Dunque le popolazioni della Sicilia Orientale, dopo la prima scossa tremenda, trascorse 24 ore, pensarono che fosse tutto finito, il giorno 10 trascorse senza ulteriori smottamenti, ma l’11 mattina alle 9,00 si ripresentò l’inferno con scosse oltre gli XI gradi della scala Mercalli. Per gli esperti, i due sismi furono due terremoti a se stanti. Il secondo provocò un altro enorme maremoto che interesso il golfo di Catania, arrecando ulteriori devastazioni. Il sisma si protrasse per oltre due anni con un numero impressionante di scosse, alla fine si contarono più di 1.500 eventi. Le città distrutte quasi totalmente furono venticinque, fra le quali Catania, che fu ricostruita sulle sue rovine, ma con un tracciato stradale nuovo, mentre una decina di città vennero trasferite di sede e ricostruite ex novo in luoghi differenti, lontane dal loro vecchio tracciato, tra queste: Sortino, Avola, Noto, Ispica, Buscemi, Ragusa, Occhiolà che cambierà il nome in Grammichele. Per la ricostruzione di questi centri abitati, si ricorse alla lottizzazione ortogonali, già sperimentata in Sicilia tra il cinquecento e il seicento.[34] Due mesi dopo il sisma, il duca di Cammarata Giuseppe Lanza fu nominato Commissario Generale per la ricostruzione, e si avvalse della collaborazione tecnica dell’ingegnere militare Carlo di Grunemberg, originario dei Paesi Bassi.
§
* OBIETTIVO 1
Riscrivi in forma di elenco puntato il paragrafo del brano sul terremoto che inizia con «Dunque le popolazioni», mantenendone i fatti principali.
§
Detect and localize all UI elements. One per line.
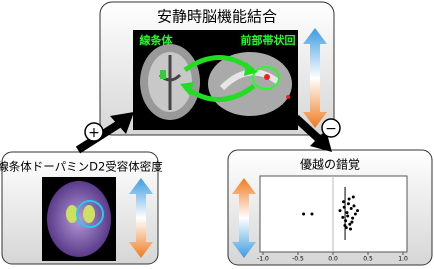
point	[342, 205, 346, 209]
acc-spot	[264, 74, 270, 80]
x-tick-label: -0.5	[292, 256, 304, 263]
point	[338, 209, 342, 213]
striatum-spot	[160, 70, 166, 79]
point	[343, 224, 347, 228]
pet-striatum	[66, 205, 78, 223]
point	[351, 216, 355, 220]
pet-circle	[76, 200, 104, 228]
point	[356, 209, 359, 213]
point	[341, 215, 345, 219]
gradient-arrow	[129, 178, 153, 258]
minus-sign: −	[325, 121, 337, 137]
point	[346, 202, 350, 206]
point	[345, 211, 349, 215]
label-acc: 前部帯状回	[241, 33, 296, 47]
point	[349, 227, 352, 231]
x-tick-label: 0.0	[328, 256, 338, 263]
arrow-head	[244, 62, 258, 76]
gradient-arrow	[232, 178, 256, 258]
acc-circle	[252, 66, 280, 90]
gradient-arrow	[303, 28, 327, 128]
point	[353, 212, 357, 216]
arrow-head	[110, 112, 134, 134]
point	[310, 212, 314, 216]
x-tick-label: 1.0	[398, 256, 408, 263]
plus-sign: +	[88, 125, 100, 141]
point	[342, 200, 345, 204]
point	[349, 207, 353, 211]
minus-circle	[321, 118, 341, 138]
connection-arrow	[184, 83, 256, 102]
point	[348, 222, 352, 226]
label-striatum: 線条体	[140, 33, 174, 47]
point	[347, 197, 351, 201]
arrow-head	[180, 82, 194, 96]
sagittal-brain	[208, 52, 292, 116]
link-arrow	[293, 115, 323, 143]
point	[346, 214, 350, 218]
point	[344, 219, 348, 223]
point	[350, 220, 354, 224]
right-title: 優越の錯覚	[300, 157, 360, 172]
pet-striatum	[83, 205, 95, 223]
left-title: 線条体ドーパミンD2受容体密度	[0, 160, 163, 174]
point	[352, 204, 356, 208]
spot	[286, 95, 290, 99]
x-tick-label: 0.5	[363, 256, 373, 263]
plus-circle	[84, 122, 104, 142]
top-title: 安静時脳機能結合	[157, 8, 277, 26]
point	[351, 195, 355, 199]
x-tick-label: -1.0	[257, 256, 269, 263]
point	[302, 212, 306, 216]
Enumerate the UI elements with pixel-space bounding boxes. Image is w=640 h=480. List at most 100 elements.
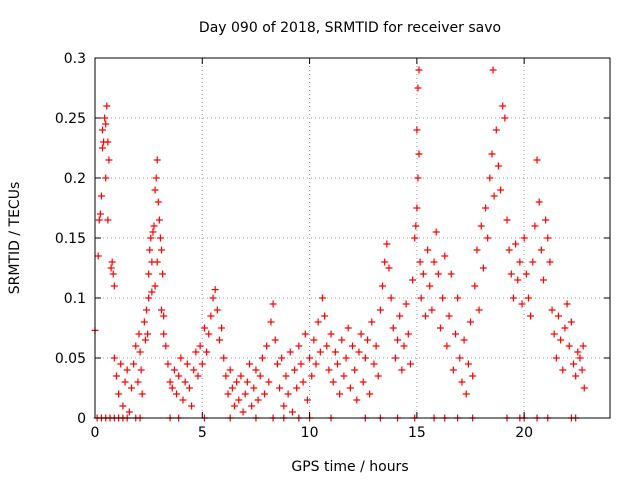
data-point — [374, 372, 382, 380]
data-point — [151, 282, 159, 290]
data-point — [205, 330, 213, 338]
data-point — [123, 366, 131, 374]
data-point — [119, 402, 127, 410]
data-point — [359, 378, 367, 386]
data-point — [170, 366, 178, 374]
data-point — [239, 408, 247, 416]
data-point — [482, 204, 490, 212]
data-point — [460, 336, 468, 344]
data-point — [471, 282, 479, 290]
data-point — [527, 312, 535, 320]
data-point — [516, 258, 524, 266]
data-point — [135, 330, 143, 338]
data-point — [110, 354, 118, 362]
data-point — [464, 360, 472, 368]
data-point — [102, 174, 110, 182]
data-point — [419, 270, 427, 278]
data-point — [449, 366, 457, 374]
x-axis-label: GPS time / hours — [291, 459, 408, 475]
data-point — [241, 390, 249, 398]
data-point — [462, 390, 470, 398]
data-point — [156, 234, 164, 242]
data-point — [138, 390, 146, 398]
y-axis-ticks: 0 0.05 0.1 0.15 0.2 0.25 0.3 — [55, 51, 610, 427]
data-point — [103, 102, 111, 110]
data-point — [509, 294, 517, 302]
data-point — [104, 138, 112, 146]
data-point — [134, 378, 142, 386]
data-point — [325, 366, 333, 374]
y-tick-label: 0.05 — [55, 351, 86, 367]
data-point — [381, 258, 389, 266]
data-point — [458, 378, 466, 386]
data-point — [137, 366, 145, 374]
data-point — [501, 114, 509, 122]
data-point — [146, 246, 154, 254]
data-point — [344, 324, 352, 332]
data-point — [97, 192, 105, 200]
data-point — [166, 378, 174, 386]
data-point — [379, 282, 387, 290]
data-point — [200, 324, 208, 332]
data-point — [576, 354, 584, 362]
data-point — [301, 330, 309, 338]
data-point — [340, 372, 348, 380]
data-point — [364, 336, 372, 344]
data-point — [303, 396, 311, 404]
data-point — [361, 354, 369, 362]
data-point — [548, 306, 556, 314]
data-point — [578, 366, 586, 374]
data-point — [284, 390, 292, 398]
data-point — [368, 318, 376, 326]
data-point — [389, 324, 397, 332]
x-tick-label: 0 — [91, 425, 100, 441]
data-point — [546, 258, 554, 266]
data-point — [570, 360, 578, 368]
data-point — [293, 384, 301, 392]
data-point — [357, 330, 365, 338]
data-point — [175, 372, 183, 380]
data-point — [477, 222, 485, 230]
data-point — [445, 312, 453, 320]
data-point — [416, 258, 424, 266]
data-point — [144, 330, 152, 338]
data-point — [413, 204, 421, 212]
data-point — [426, 282, 434, 290]
data-point — [372, 342, 380, 350]
data-point — [271, 336, 279, 344]
data-point — [252, 366, 260, 374]
data-point — [222, 372, 230, 380]
data-point — [130, 360, 138, 368]
data-point — [99, 126, 107, 134]
data-point — [183, 360, 191, 368]
data-point — [267, 318, 275, 326]
data-point — [149, 228, 157, 236]
data-point — [497, 186, 505, 194]
data-point — [473, 246, 481, 254]
data-point — [224, 390, 232, 398]
data-point — [417, 294, 425, 302]
data-point — [168, 384, 176, 392]
grid-lines — [95, 58, 610, 418]
data-point — [104, 216, 112, 224]
data-point — [338, 336, 346, 344]
data-point — [164, 360, 172, 368]
data-point — [436, 324, 444, 332]
data-point — [125, 408, 133, 416]
data-point — [117, 360, 125, 368]
data-point — [383, 240, 391, 248]
data-point — [286, 348, 294, 356]
data-point — [203, 348, 211, 356]
data-point — [402, 300, 410, 308]
data-point — [192, 348, 200, 356]
data-point — [565, 342, 573, 350]
data-point — [535, 198, 543, 206]
data-point — [112, 372, 120, 380]
data-point — [336, 390, 344, 398]
x-tick-label: 5 — [198, 425, 207, 441]
y-tick-label: 0.25 — [55, 111, 86, 127]
x-tick-label: 20 — [515, 425, 533, 441]
data-point — [145, 294, 153, 302]
data-point — [115, 390, 123, 398]
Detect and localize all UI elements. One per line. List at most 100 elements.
§
* OBIETTIVO 2
Sostituisci "hours" con "ore" nelle righe dell'elenco dalla riga con "data-point — [374, 372, 382, 380]" alla riga con "data-point — [137, 366, 145, 374]", lasciando invariato tutto il resto. Riporta soltanto queste righe.

* RISULTATO CORRETTO 1
- Dopo la prima scossa, le popolazioni della Sicilia Orientale credettero che tutto fosse finito. Il giorno 10 passò senza altri smottamenti.
- L'11 mattina alle 9,00 tornarono scosse oltre gli XI gradi della scala Mercalli. Per gli esperti i due sismi furono terremoti distinti.
- Il secondo sisma provocò un altro enorme maremoto nel golfo di Catania, con ulteriori devastazioni.
- Il sisma durò oltre due anni, con più di 1.500 eventi.
- Venticinque città furono distrutte quasi totalmente. Tra queste c'era Catania, ricostruita sulle sue rovine ma con un nuovo tracciato stradale.
- Una decina di città fu trasferita e ricostruita ex novo in luoghi differenti. Tra queste ci sono Sortino, Avola, Noto, Ispica, Buscemi, Ragusa e Occhiolà, poi rinominata Grammichele.
- Per la ricostruzione si ricorse alla lottizzazione ortogonale, già sperimentata in Sicilia tra il Cinquecento e il Seicento.
- Due mesi dopo il sisma, il duca di Cammarata Giuseppe Lanza fu nominato Commissario Generale per la ricostruzione. Si avvalse della collaborazione tecnica dell'ingegnere militare Carlo di Grunemberg, originario dei Paesi Bassi.

* RISULTATO CORRETTO 2
data-point — [374, 372, 382, 380]
data-point — [151, 282, 159, 290]
data-point — [205, 330, 213, 338]
data-point — [123, 366, 131, 374]
data-point — [119, 402, 127, 410]
data-point — [359, 378, 367, 386]
data-point — [170, 366, 178, 374]
data-point — [239, 408, 247, 416]
data-point — [482, 204, 490, 212]
data-point — [460, 336, 468, 344]
data-point — [471, 282, 479, 290]
data-point — [527, 312, 535, 320]
data-point — [516, 258, 524, 266]
data-point — [135, 330, 143, 338]
data-point — [110, 354, 118, 362]
data-point — [464, 360, 472, 368]
data-point — [102, 174, 110, 182]
data-point — [419, 270, 427, 278]
data-point — [449, 366, 457, 374]
x-axis-label: GPS time / ore — [291, 459, 408, 475]
data-point — [241, 390, 249, 398]
data-point — [462, 390, 470, 398]
data-point — [156, 234, 164, 242]
data-point — [138, 390, 146, 398]
y-axis-ticks: 0 0.05 0.1 0.15 0.2 0.25 0.3 — [55, 51, 610, 427]
data-point — [103, 102, 111, 110]
data-point — [509, 294, 517, 302]
data-point — [104, 138, 112, 146]
data-point — [134, 378, 142, 386]
data-point — [325, 366, 333, 374]
y-tick-label: 0.05 — [55, 351, 86, 367]
data-point — [381, 258, 389, 266]
data-point — [458, 378, 466, 386]
data-point — [137, 366, 145, 374]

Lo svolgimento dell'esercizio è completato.